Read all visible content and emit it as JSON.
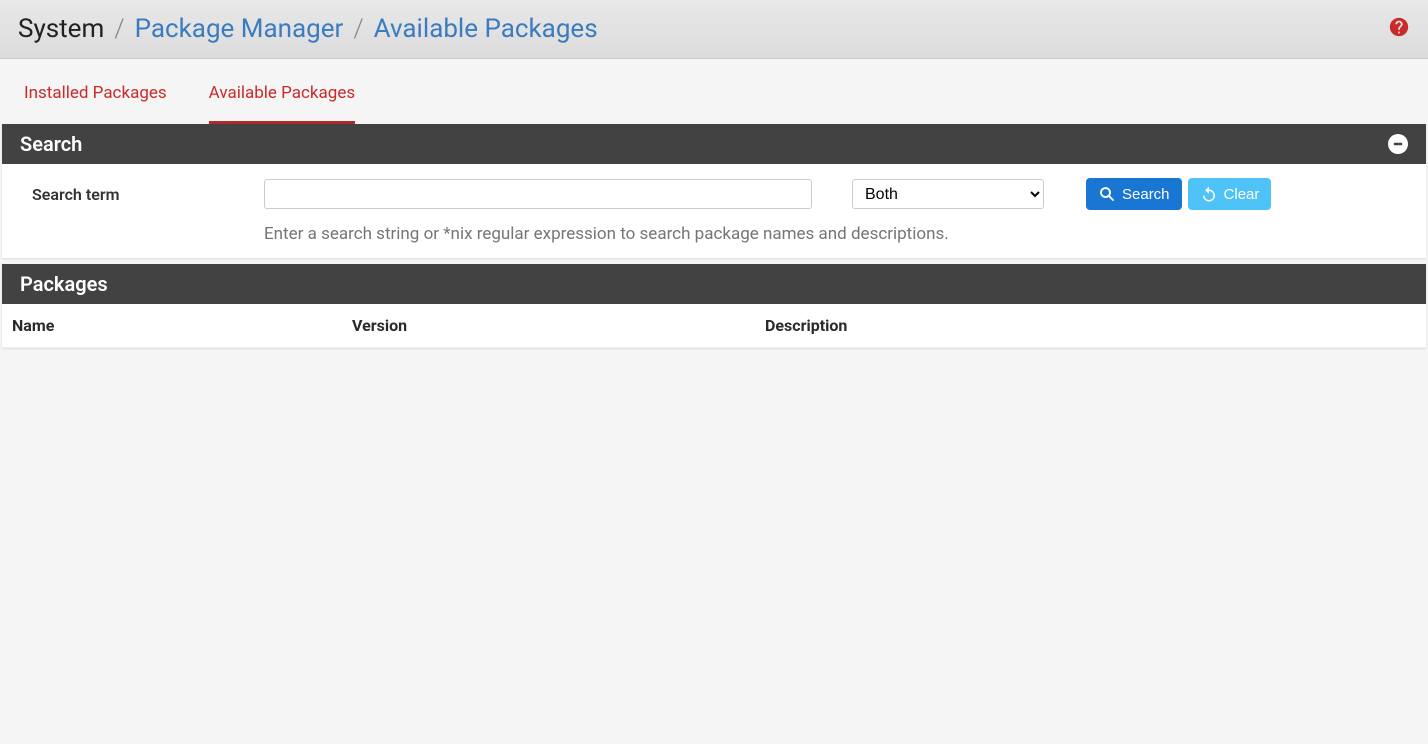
{
  "breadcrumb": {
    "root": "System",
    "link1": "Package Manager",
    "link2": "Available Packages"
  },
  "tabs": {
    "installed": "Installed Packages",
    "available": "Available Packages"
  },
  "searchPanel": {
    "title": "Search",
    "label": "Search term",
    "input_value": "",
    "select_selected": "Both",
    "options": [
      "Both"
    ],
    "search_button": "Search",
    "clear_button": "Clear",
    "help": "Enter a search string or *nix regular expression to search package names and descriptions."
  },
  "packagesPanel": {
    "title": "Packages",
    "columns": {
      "name": "Name",
      "version": "Version",
      "description": "Description"
    },
    "rows": []
  }
}
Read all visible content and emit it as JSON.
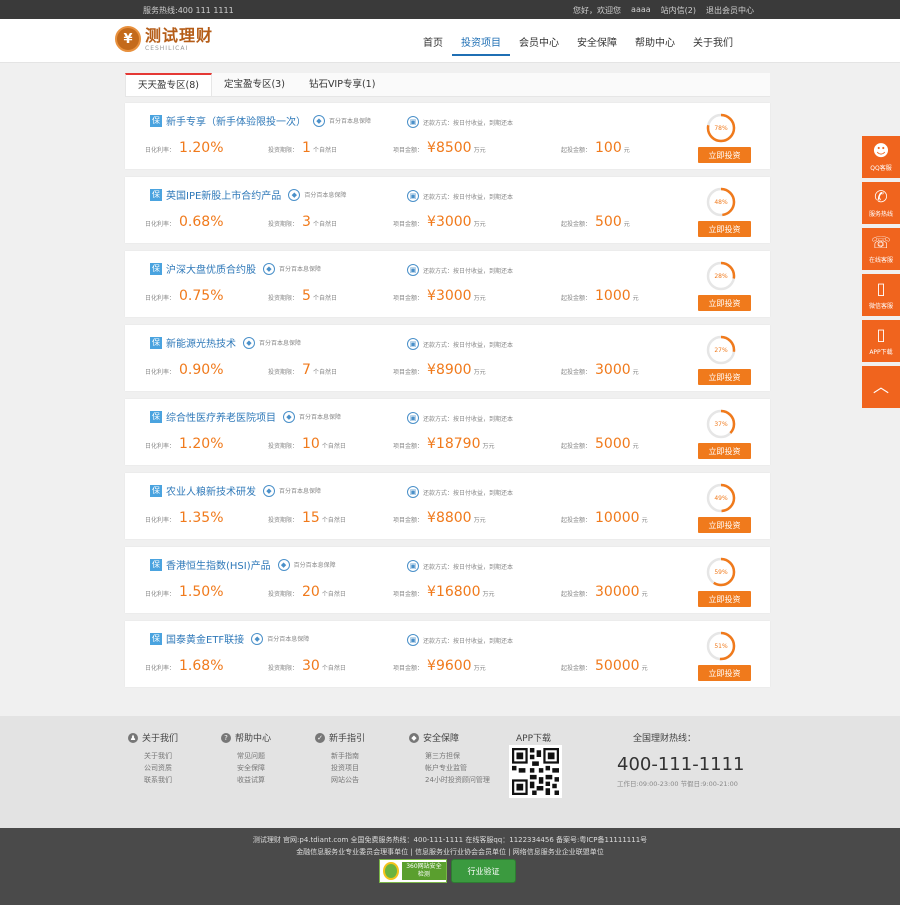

----

● Given exercise:
Images in the data above are to be skipped. Retype all other material exactly.

● Complete output:
Read all visible content and emit it as JSON.
{
  "breadcrumb": {
    "root": "System",
    "link1": "Package Manager",
    "link2": "Available Packages"
  },
  "tabs": {
    "installed": "Installed Packages",
    "available": "Available Packages"
  },
  "searchPanel": {
    "title": "Search",
    "label": "Search term",
    "input_value": "",
    "select_selected": "Both",
    "options": [
      "Both"
    ],
    "search_button": "Search",
    "clear_button": "Clear",
    "help": "Enter a search string or *nix regular expression to search package names and descriptions."
  },
  "packagesPanel": {
    "title": "Packages",
    "columns": {
      "name": "Name",
      "version": "Version",
      "description": "Description"
    },
    "rows": []
  }
}
Read all visible content and emit it as JSON.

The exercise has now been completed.